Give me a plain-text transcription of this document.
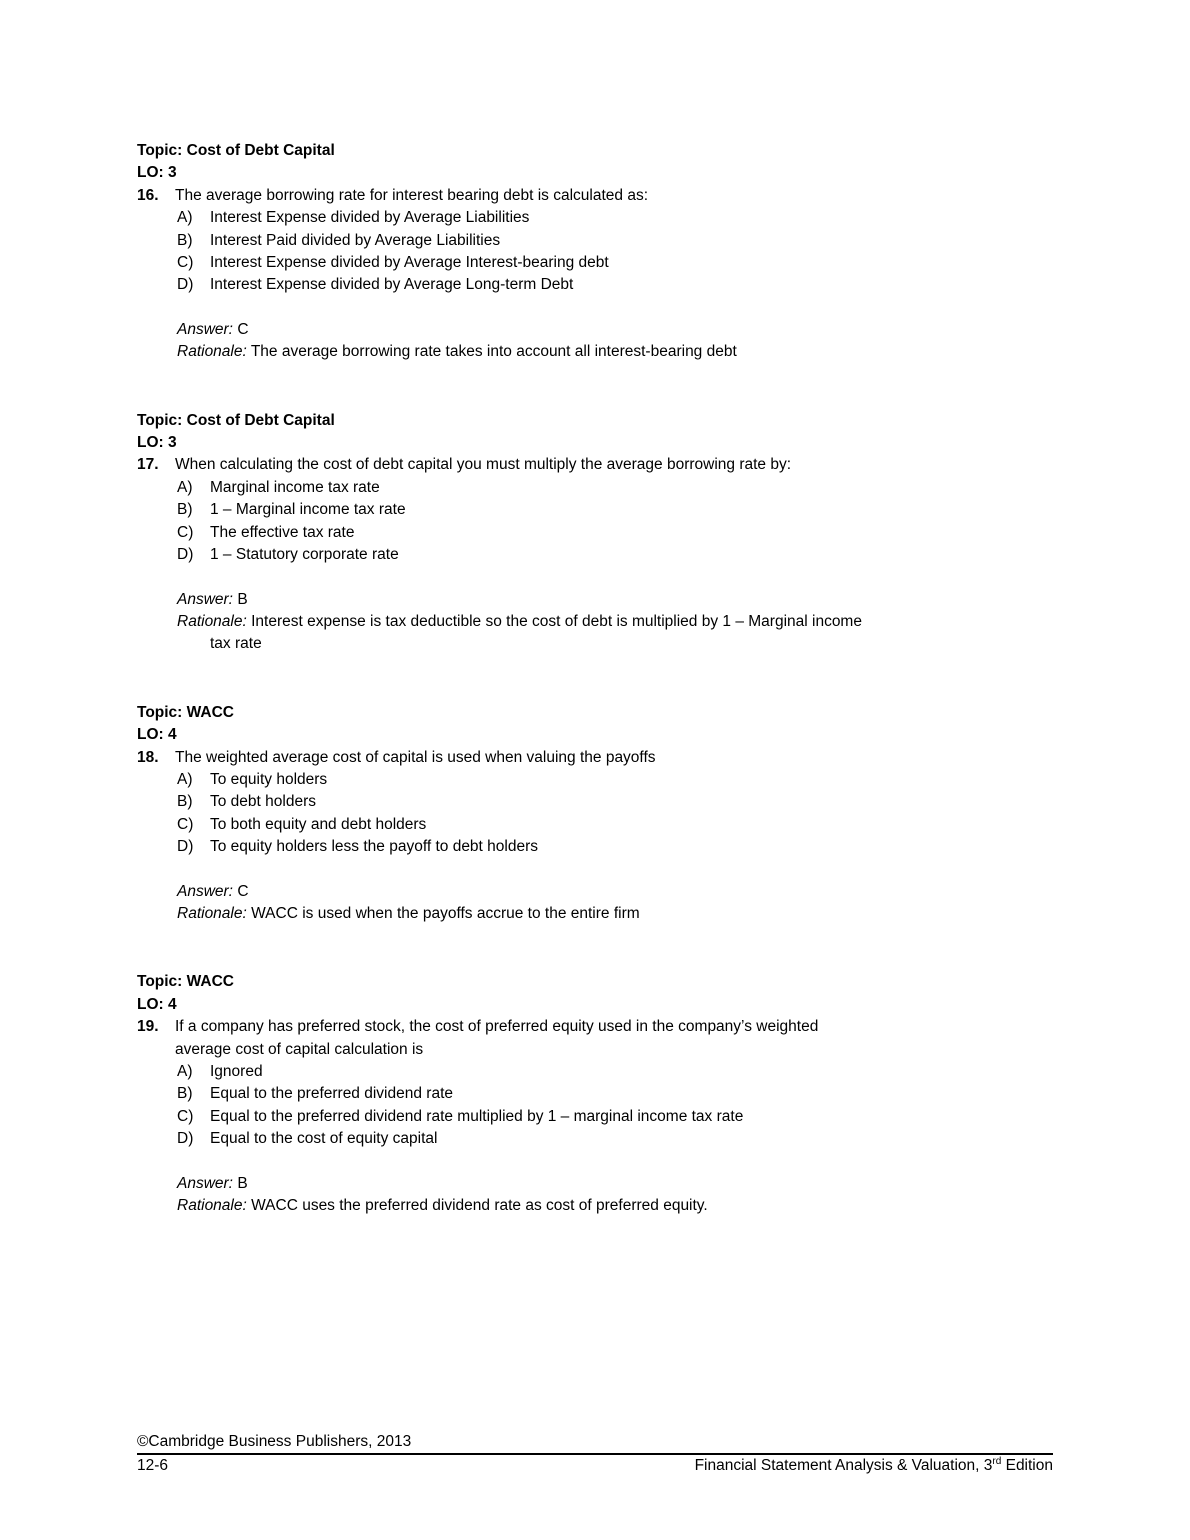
Topic: Cost of Debt Capital

LO: 3

16. The average borrowing rate for interest bearing debt is calculated as:

A) Interest Expense divided by Average Liabilities

B) Interest Paid divided by Average Liabilities

C) Interest Expense divided by Average Interest-bearing debt

D) Interest Expense divided by Average Long-term Debt

Answer: C

Rationale: The average borrowing rate takes into account all interest-bearing debt

Topic: Cost of Debt Capital

LO: 3

17. When calculating the cost of debt capital you must multiply the average borrowing rate by:

A) Marginal income tax rate

B) 1 – Marginal income tax rate

C) The effective tax rate

D) 1 – Statutory corporate rate

Answer: B

Rationale: Interest expense is tax deductible so the cost of debt is multiplied by 1 – Marginal income

tax rate

Topic: WACC

LO: 4

18. The weighted average cost of capital is used when valuing the payoffs

A) To equity holders

B) To debt holders

C) To both equity and debt holders

D) To equity holders less the payoff to debt holders

Answer: C

Rationale: WACC is used when the payoffs accrue to the entire firm

Topic: WACC

LO: 4

19. If a company has preferred stock, the cost of preferred equity used in the company’s weighted

average cost of capital calculation is

A) Ignored

B) Equal to the preferred dividend rate

C) Equal to the preferred dividend rate multiplied by 1 – marginal income tax rate

D) Equal to the cost of equity capital

Answer: B

Rationale: WACC uses the preferred dividend rate as cost of preferred equity.

©Cambridge Business Publishers, 2013

12-6	Financial Statement Analysis & Valuation, 3rd Edition
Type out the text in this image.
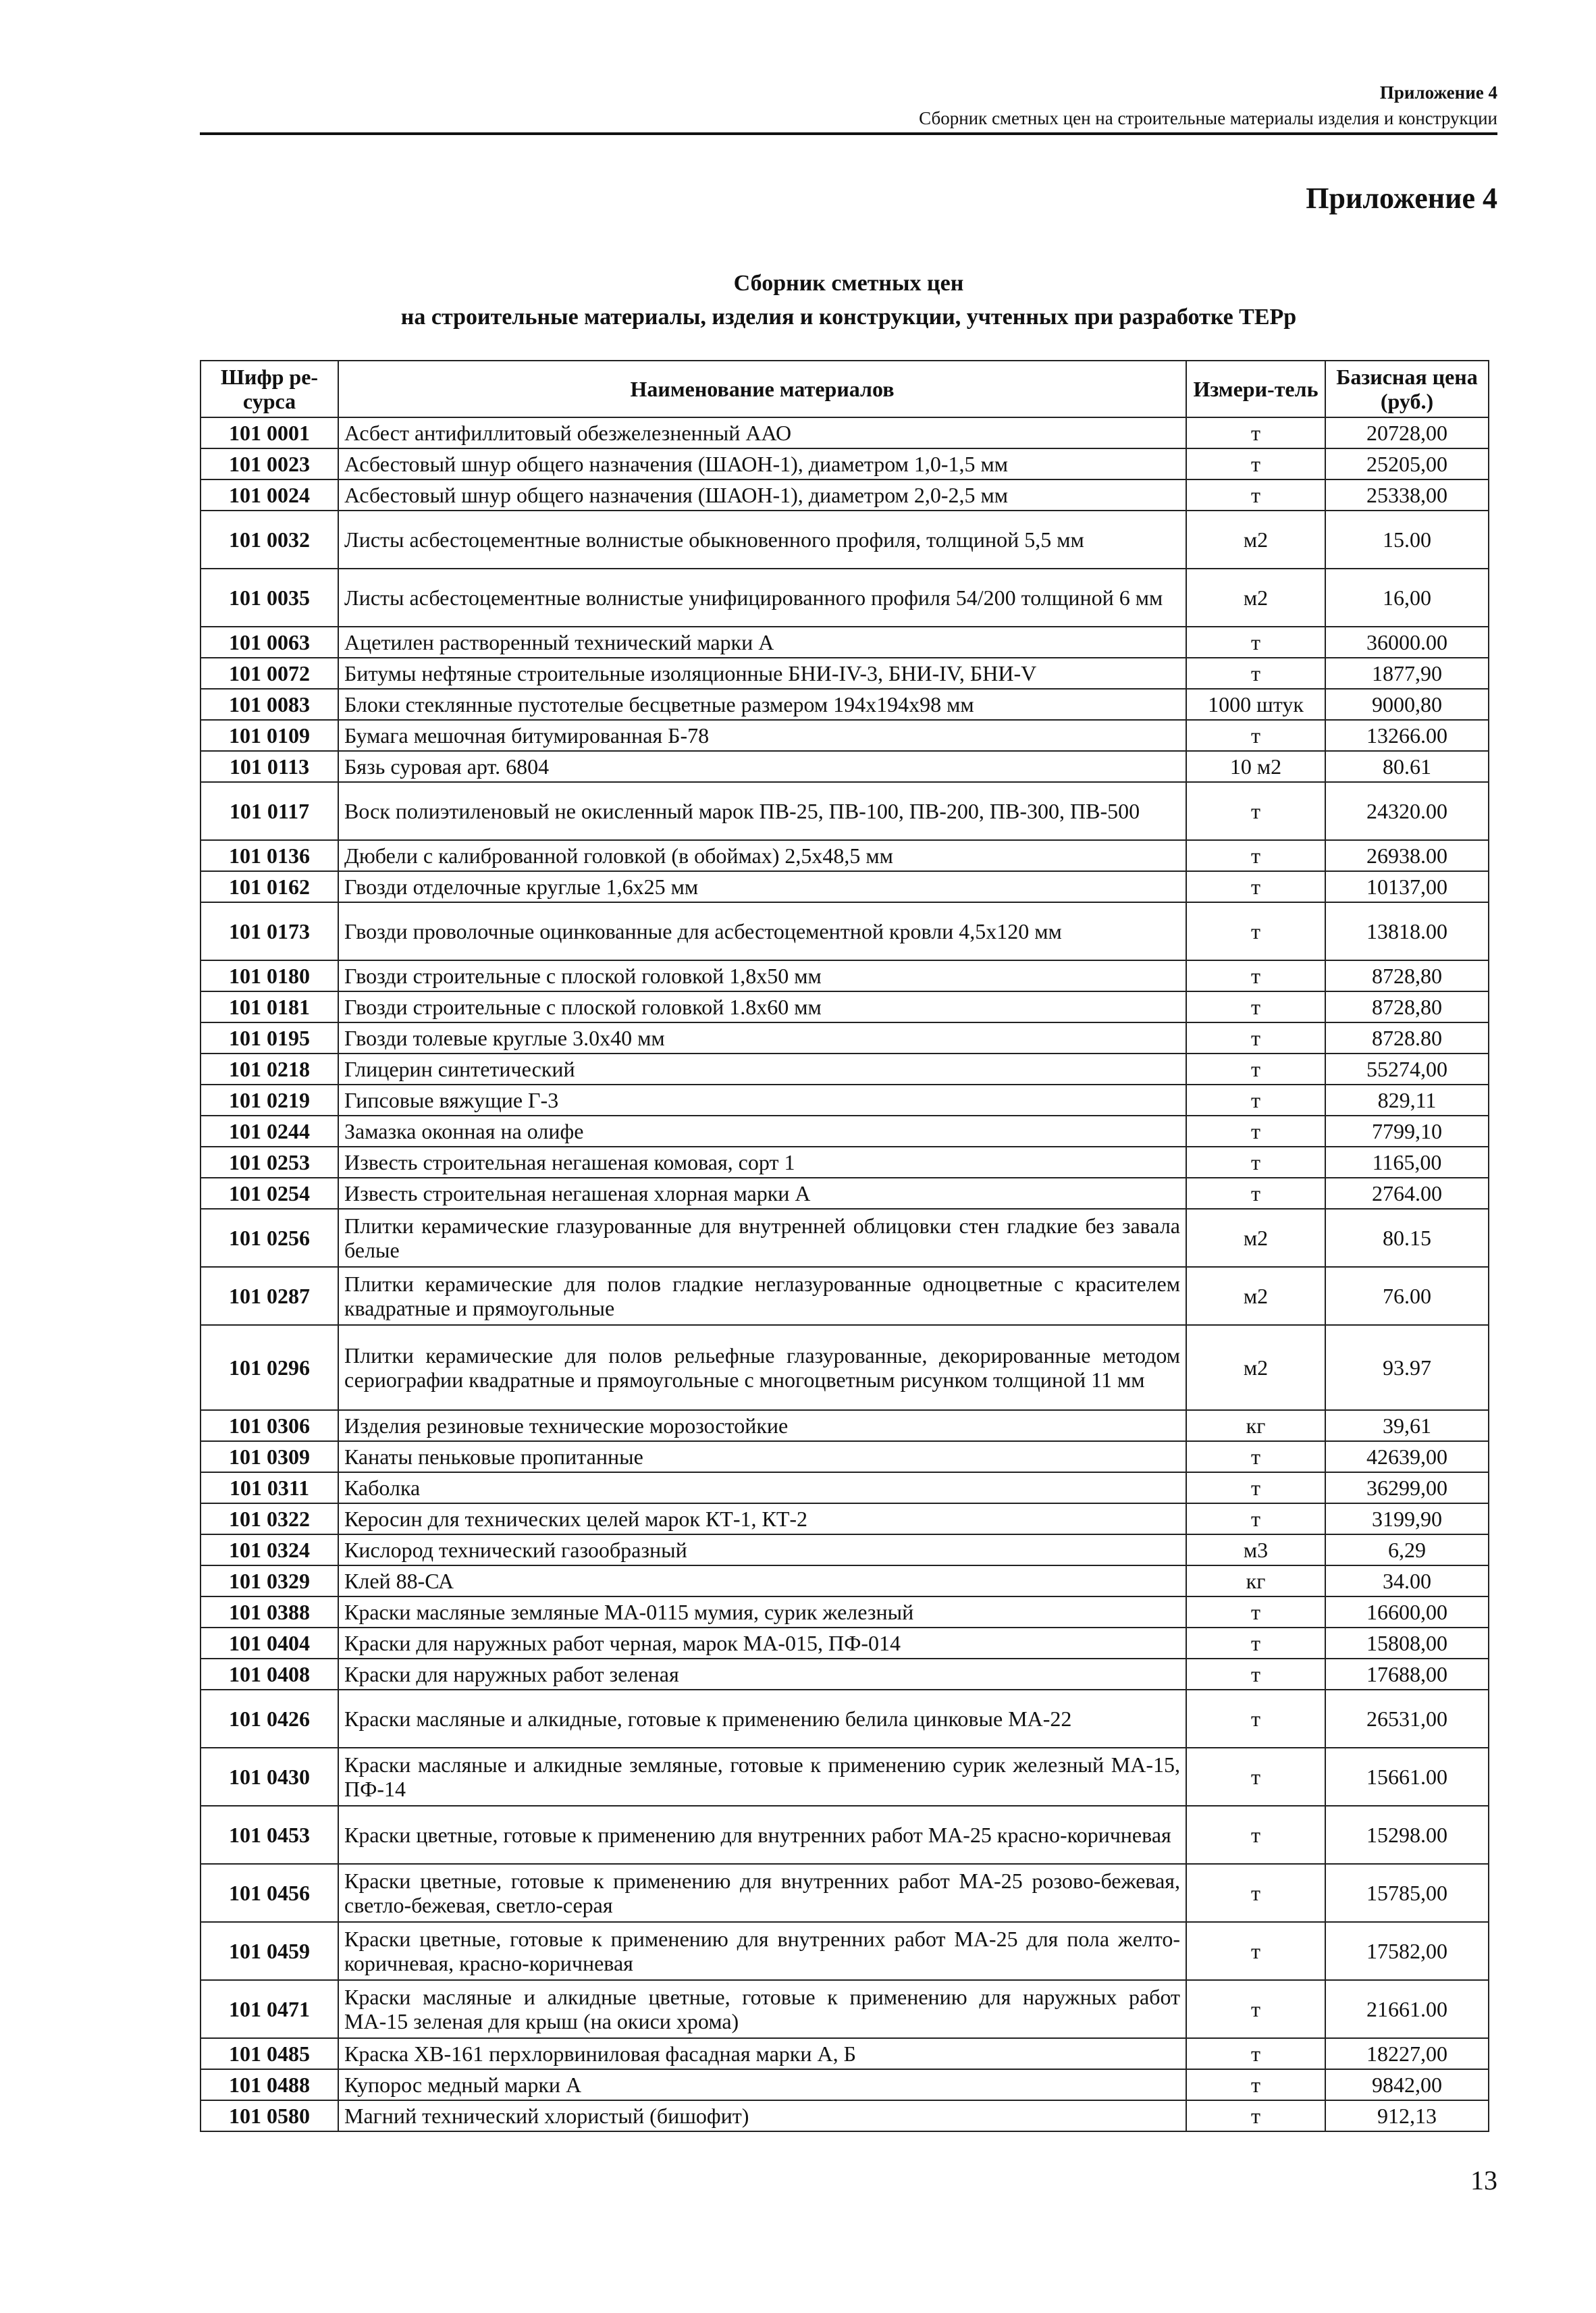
Приложение 4
Сборник сметных цен на строительные материалы изделия и конструкции
Приложение 4
Сборник сметных цен
на строительные материалы, изделия и конструкции, учтенных при разработке ТЕРр
Шифр ре-сурса	Наименование материалов	Измери-тель	Базисная цена (руб.)
101 0001	Асбест антифиллитовый обезжелезненный ААО	т	20728,00
101 0023	Асбестовый шнур общего назначения (ШАОН-1), диаметром 1,0-1,5 мм	т	25205,00
101 0024	Асбестовый шнур общего назначения (ШАОН-1), диаметром 2,0-2,5 мм	т	25338,00
101 0032	Листы асбестоцементные волнистые обыкновенного профиля, толщиной 5,5 мм	м2	15.00
101 0035	Листы асбестоцементные волнистые унифицированного профиля 54/200 толщиной 6 мм	м2	16,00
101 0063	Ацетилен растворенный технический марки А	т	36000.00
101 0072	Битумы нефтяные строительные изоляционные БНИ-IV-3, БНИ-IV, БНИ-V	т	1877,90
101 0083	Блоки стеклянные пустотелые бесцветные размером 194х194х98 мм	1000 штук	9000,80
101 0109	Бумага мешочная битумированная Б-78	т	13266.00
101 0113	Бязь суровая арт. 6804	10 м2	80.61
101 0117	Воск полиэтиленовый не окисленный марок ПВ-25, ПВ-100, ПВ-200, ПВ-300, ПВ-500	т	24320.00
101 0136	Дюбели с калиброванной головкой (в обоймах) 2,5х48,5 мм	т	26938.00
101 0162	Гвозди отделочные круглые 1,6х25 мм	т	10137,00
101 0173	Гвозди проволочные оцинкованные для асбестоцементной кровли 4,5х120 мм	т	13818.00
101 0180	Гвозди строительные с плоской головкой 1,8х50 мм	т	8728,80
101 0181	Гвозди строительные с плоской головкой 1.8х60 мм	т	8728,80
101 0195	Гвозди толевые круглые 3.0х40 мм	т	8728.80
101 0218	Глицерин синтетический	т	55274,00
101 0219	Гипсовые вяжущие Г-3	т	829,11
101 0244	Замазка оконная на олифе	т	7799,10
101 0253	Известь строительная негашеная комовая, сорт 1	т	1165,00
101 0254	Известь строительная негашеная хлорная марки А	т	2764.00
101 0256	Плитки керамические глазурованные для внутренней облицовки стен гладкие без завала белые	м2	80.15
101 0287	Плитки керамические для полов гладкие неглазурованные одноцветные с красителем квадратные и прямоугольные	м2	76.00
101 0296	Плитки керамические для полов рельефные глазурованные, декорированные методом сериографии квадратные и прямоугольные с многоцветным рисунком толщиной 11 мм	м2	93.97
101 0306	Изделия резиновые технические морозостойкие	кг	39,61
101 0309	Канаты пеньковые пропитанные	т	42639,00
101 0311	Каболка	т	36299,00
101 0322	Керосин для технических целей марок КТ-1, КТ-2	т	3199,90
101 0324	Кислород технический газообразный	м3	6,29
101 0329	Клей 88-СА	кг	34.00
101 0388	Краски масляные земляные МА-0115 мумия, сурик железный	т	16600,00
101 0404	Краски для наружных работ черная, марок МА-015, ПФ-014	т	15808,00
101 0408	Краски для наружных работ зеленая	т	17688,00
101 0426	Краски масляные и алкидные, готовые к применению белила цинковые МА-22	т	26531,00
101 0430	Краски масляные и алкидные земляные, готовые к применению сурик железный МА-15, ПФ-14	т	15661.00
101 0453	Краски цветные, готовые к применению для внутренних работ МА-25 красно-коричневая	т	15298.00
101 0456	Краски цветные, готовые к применению для внутренних работ МА-25 розово-бежевая, светло-бежевая, светло-серая	т	15785,00
101 0459	Краски цветные, готовые к применению для внутренних работ МА-25 для пола желто-коричневая, красно-коричневая	т	17582,00
101 0471	Краски масляные и алкидные цветные, готовые к применению для наружных работ МА-15 зеленая для крыш (на окиси хрома)	т	21661.00
101 0485	Краска ХВ-161 перхлорвиниловая фасадная марки А, Б	т	18227,00
101 0488	Купорос медный марки А	т	9842,00
101 0580	Магний технический хлористый (бишофит)	т	912,13
13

* * * *

(Job):
Every entry must be reproduced exactly, with the images left out.

(Reply):
Give me a plain-text transcription of this document.
Topic: Cost of Debt Capital

LO: 3

16. The average borrowing rate for interest bearing debt is calculated as:

A) Interest Expense divided by Average Liabilities

B) Interest Paid divided by Average Liabilities

C) Interest Expense divided by Average Interest-bearing debt

D) Interest Expense divided by Average Long-term Debt

Answer: C

Rationale: The average borrowing rate takes into account all interest-bearing debt

Topic: Cost of Debt Capital

LO: 3

17. When calculating the cost of debt capital you must multiply the average borrowing rate by:

A) Marginal income tax rate

B) 1 – Marginal income tax rate

C) The effective tax rate

D) 1 – Statutory corporate rate

Answer: B

Rationale: Interest expense is tax deductible so the cost of debt is multiplied by 1 – Marginal income

tax rate

Topic: WACC

LO: 4

18. The weighted average cost of capital is used when valuing the payoffs

A) To equity holders

B) To debt holders

C) To both equity and debt holders

D) To equity holders less the payoff to debt holders

Answer: C

Rationale: WACC is used when the payoffs accrue to the entire firm

Topic: WACC

LO: 4

19. If a company has preferred stock, the cost of preferred equity used in the company’s weighted

average cost of capital calculation is

A) Ignored

B) Equal to the preferred dividend rate

C) Equal to the preferred dividend rate multiplied by 1 – marginal income tax rate

D) Equal to the cost of equity capital

Answer: B

Rationale: WACC uses the preferred dividend rate as cost of preferred equity.

©Cambridge Business Publishers, 2013

12-6	Financial Statement Analysis & Valuation, 3rd Edition
Type out the text in this image.
Приложение 4
Сборник сметных цен на строительные материалы изделия и конструкции
Приложение 4
Сборник сметных цен
на строительные материалы, изделия и конструкции, учтенных при разработке ТЕРр
Шифр ре-сурса	Наименование материалов	Измери-тель	Базисная цена (руб.)
101 0001	Асбест антифиллитовый обезжелезненный ААО	т	20728,00
101 0023	Асбестовый шнур общего назначения (ШАОН-1), диаметром 1,0-1,5 мм	т	25205,00
101 0024	Асбестовый шнур общего назначения (ШАОН-1), диаметром 2,0-2,5 мм	т	25338,00
101 0032	Листы асбестоцементные волнистые обыкновенного профиля, толщиной 5,5 мм	м2	15.00
101 0035	Листы асбестоцементные волнистые унифицированного профиля 54/200 толщиной 6 мм	м2	16,00
101 0063	Ацетилен растворенный технический марки А	т	36000.00
101 0072	Битумы нефтяные строительные изоляционные БНИ-IV-3, БНИ-IV, БНИ-V	т	1877,90
101 0083	Блоки стеклянные пустотелые бесцветные размером 194х194х98 мм	1000 штук	9000,80
101 0109	Бумага мешочная битумированная Б-78	т	13266.00
101 0113	Бязь суровая арт. 6804	10 м2	80.61
101 0117	Воск полиэтиленовый не окисленный марок ПВ-25, ПВ-100, ПВ-200, ПВ-300, ПВ-500	т	24320.00
101 0136	Дюбели с калиброванной головкой (в обоймах) 2,5х48,5 мм	т	26938.00
101 0162	Гвозди отделочные круглые 1,6х25 мм	т	10137,00
101 0173	Гвозди проволочные оцинкованные для асбестоцементной кровли 4,5х120 мм	т	13818.00
101 0180	Гвозди строительные с плоской головкой 1,8х50 мм	т	8728,80
101 0181	Гвозди строительные с плоской головкой 1.8х60 мм	т	8728,80
101 0195	Гвозди толевые круглые 3.0х40 мм	т	8728.80
101 0218	Глицерин синтетический	т	55274,00
101 0219	Гипсовые вяжущие Г-3	т	829,11
101 0244	Замазка оконная на олифе	т	7799,10
101 0253	Известь строительная негашеная комовая, сорт 1	т	1165,00
101 0254	Известь строительная негашеная хлорная марки А	т	2764.00
101 0256	Плитки керамические глазурованные для внутренней облицовки стен гладкие без завала белые	м2	80.15
101 0287	Плитки керамические для полов гладкие неглазурованные одноцветные с красителем квадратные и прямоугольные	м2	76.00
101 0296	Плитки керамические для полов рельефные глазурованные, декорированные методом сериографии квадратные и прямоугольные с многоцветным рисунком толщиной 11 мм	м2	93.97
101 0306	Изделия резиновые технические морозостойкие	кг	39,61
101 0309	Канаты пеньковые пропитанные	т	42639,00
101 0311	Каболка	т	36299,00
101 0322	Керосин для технических целей марок КТ-1, КТ-2	т	3199,90
101 0324	Кислород технический газообразный	м3	6,29
101 0329	Клей 88-СА	кг	34.00
101 0388	Краски масляные земляные МА-0115 мумия, сурик железный	т	16600,00
101 0404	Краски для наружных работ черная, марок МА-015, ПФ-014	т	15808,00
101 0408	Краски для наружных работ зеленая	т	17688,00
101 0426	Краски масляные и алкидные, готовые к применению белила цинковые МА-22	т	26531,00
101 0430	Краски масляные и алкидные земляные, готовые к применению сурик железный МА-15, ПФ-14	т	15661.00
101 0453	Краски цветные, готовые к применению для внутренних работ МА-25 красно-коричневая	т	15298.00
101 0456	Краски цветные, готовые к применению для внутренних работ МА-25 розово-бежевая, светло-бежевая, светло-серая	т	15785,00
101 0459	Краски цветные, готовые к применению для внутренних работ МА-25 для пола желто-коричневая, красно-коричневая	т	17582,00
101 0471	Краски масляные и алкидные цветные, готовые к применению для наружных работ МА-15 зеленая для крыш (на окиси хрома)	т	21661.00
101 0485	Краска ХВ-161 перхлорвиниловая фасадная марки А, Б	т	18227,00
101 0488	Купорос медный марки А	т	9842,00
101 0580	Магний технический хлористый (бишофит)	т	912,13
13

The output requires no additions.